Requirement: Some lines in the records below may hold the word "page"; give the number of those lines and nothing else.

● ● ● ● ● ● ●

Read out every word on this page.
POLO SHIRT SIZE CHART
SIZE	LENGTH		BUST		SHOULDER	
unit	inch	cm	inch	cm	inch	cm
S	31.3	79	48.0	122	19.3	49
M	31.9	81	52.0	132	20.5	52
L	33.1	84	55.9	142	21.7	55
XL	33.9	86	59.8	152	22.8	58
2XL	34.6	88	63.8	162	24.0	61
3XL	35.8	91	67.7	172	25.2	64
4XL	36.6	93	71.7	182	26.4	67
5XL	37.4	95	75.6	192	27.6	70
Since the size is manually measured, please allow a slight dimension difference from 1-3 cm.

● ● ● ● ● ● ●

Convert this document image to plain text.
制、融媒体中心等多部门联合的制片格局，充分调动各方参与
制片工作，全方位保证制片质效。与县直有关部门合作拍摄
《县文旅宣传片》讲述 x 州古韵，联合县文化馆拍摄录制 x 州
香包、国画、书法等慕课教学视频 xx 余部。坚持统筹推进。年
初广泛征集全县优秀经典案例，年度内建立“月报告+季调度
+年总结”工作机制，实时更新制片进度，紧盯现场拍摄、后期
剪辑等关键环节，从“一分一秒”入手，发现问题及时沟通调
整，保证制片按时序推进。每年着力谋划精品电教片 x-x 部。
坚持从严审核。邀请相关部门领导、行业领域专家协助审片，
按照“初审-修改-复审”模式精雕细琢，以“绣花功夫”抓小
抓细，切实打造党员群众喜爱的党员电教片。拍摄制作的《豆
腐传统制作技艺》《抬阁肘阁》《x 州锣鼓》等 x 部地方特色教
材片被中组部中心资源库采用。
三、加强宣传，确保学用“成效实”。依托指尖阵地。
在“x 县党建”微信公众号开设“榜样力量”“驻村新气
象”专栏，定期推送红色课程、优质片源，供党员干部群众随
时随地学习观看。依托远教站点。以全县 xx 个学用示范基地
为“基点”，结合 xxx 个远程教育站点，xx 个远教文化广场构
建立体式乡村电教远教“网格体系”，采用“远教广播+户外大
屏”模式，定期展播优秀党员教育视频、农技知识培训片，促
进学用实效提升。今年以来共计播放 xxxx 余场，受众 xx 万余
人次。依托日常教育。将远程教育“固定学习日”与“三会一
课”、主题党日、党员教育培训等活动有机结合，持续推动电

● ● ● ● ● ● ●

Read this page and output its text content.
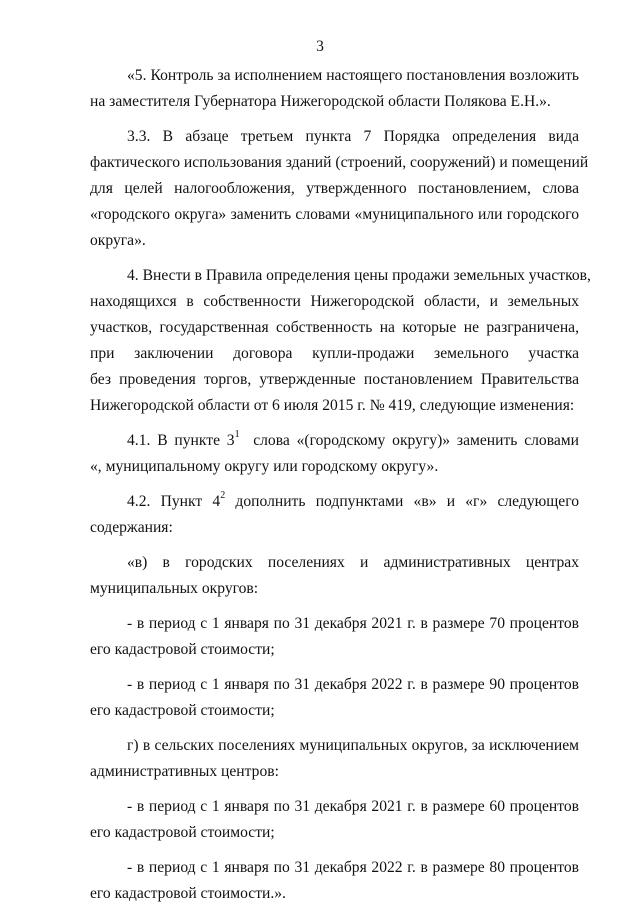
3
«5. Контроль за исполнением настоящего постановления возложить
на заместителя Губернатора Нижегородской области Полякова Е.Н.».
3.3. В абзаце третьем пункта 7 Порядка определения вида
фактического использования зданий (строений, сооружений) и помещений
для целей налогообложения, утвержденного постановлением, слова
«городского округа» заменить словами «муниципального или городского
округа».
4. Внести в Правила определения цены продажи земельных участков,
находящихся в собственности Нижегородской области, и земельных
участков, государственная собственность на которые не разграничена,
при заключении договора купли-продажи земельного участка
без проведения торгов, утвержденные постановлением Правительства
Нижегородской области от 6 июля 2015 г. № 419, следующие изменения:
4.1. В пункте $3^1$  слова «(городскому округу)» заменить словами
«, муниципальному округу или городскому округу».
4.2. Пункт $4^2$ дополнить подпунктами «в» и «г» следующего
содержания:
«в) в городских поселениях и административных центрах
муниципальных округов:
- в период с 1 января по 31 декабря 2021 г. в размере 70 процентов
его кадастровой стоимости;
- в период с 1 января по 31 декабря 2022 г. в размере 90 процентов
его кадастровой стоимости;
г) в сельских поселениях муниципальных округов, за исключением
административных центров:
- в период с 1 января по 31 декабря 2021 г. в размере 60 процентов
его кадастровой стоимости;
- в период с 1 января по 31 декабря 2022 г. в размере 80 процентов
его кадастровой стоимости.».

● ● ● ● ● ● ●

Answer in full: 2